**Data records**
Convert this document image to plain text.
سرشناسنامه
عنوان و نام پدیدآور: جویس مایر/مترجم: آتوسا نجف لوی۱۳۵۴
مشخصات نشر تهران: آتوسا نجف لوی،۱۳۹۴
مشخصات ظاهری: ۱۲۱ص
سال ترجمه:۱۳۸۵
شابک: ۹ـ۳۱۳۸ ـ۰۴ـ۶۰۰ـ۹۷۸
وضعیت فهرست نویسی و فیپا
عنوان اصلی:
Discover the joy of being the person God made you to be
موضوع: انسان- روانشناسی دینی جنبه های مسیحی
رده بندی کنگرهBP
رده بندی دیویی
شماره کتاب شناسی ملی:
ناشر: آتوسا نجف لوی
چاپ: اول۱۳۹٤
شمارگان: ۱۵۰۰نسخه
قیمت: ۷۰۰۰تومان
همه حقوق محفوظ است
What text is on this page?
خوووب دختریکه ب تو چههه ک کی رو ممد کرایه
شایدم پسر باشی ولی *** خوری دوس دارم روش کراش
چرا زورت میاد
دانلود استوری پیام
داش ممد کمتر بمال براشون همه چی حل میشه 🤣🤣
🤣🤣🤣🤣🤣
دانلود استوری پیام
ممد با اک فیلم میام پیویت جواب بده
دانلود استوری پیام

**Task description**
Go through the entries above and pull out each line with "آتوسا" in it.

**Written response**
عنوان و نام پدیدآور: جویس مایر/مترجم: آتوسا نجف لوی۱۳۵۴
مشخصات نشر تهران: آتوسا نجف لوی،۱۳۹۴
ناشر: آتوسا نجف لوی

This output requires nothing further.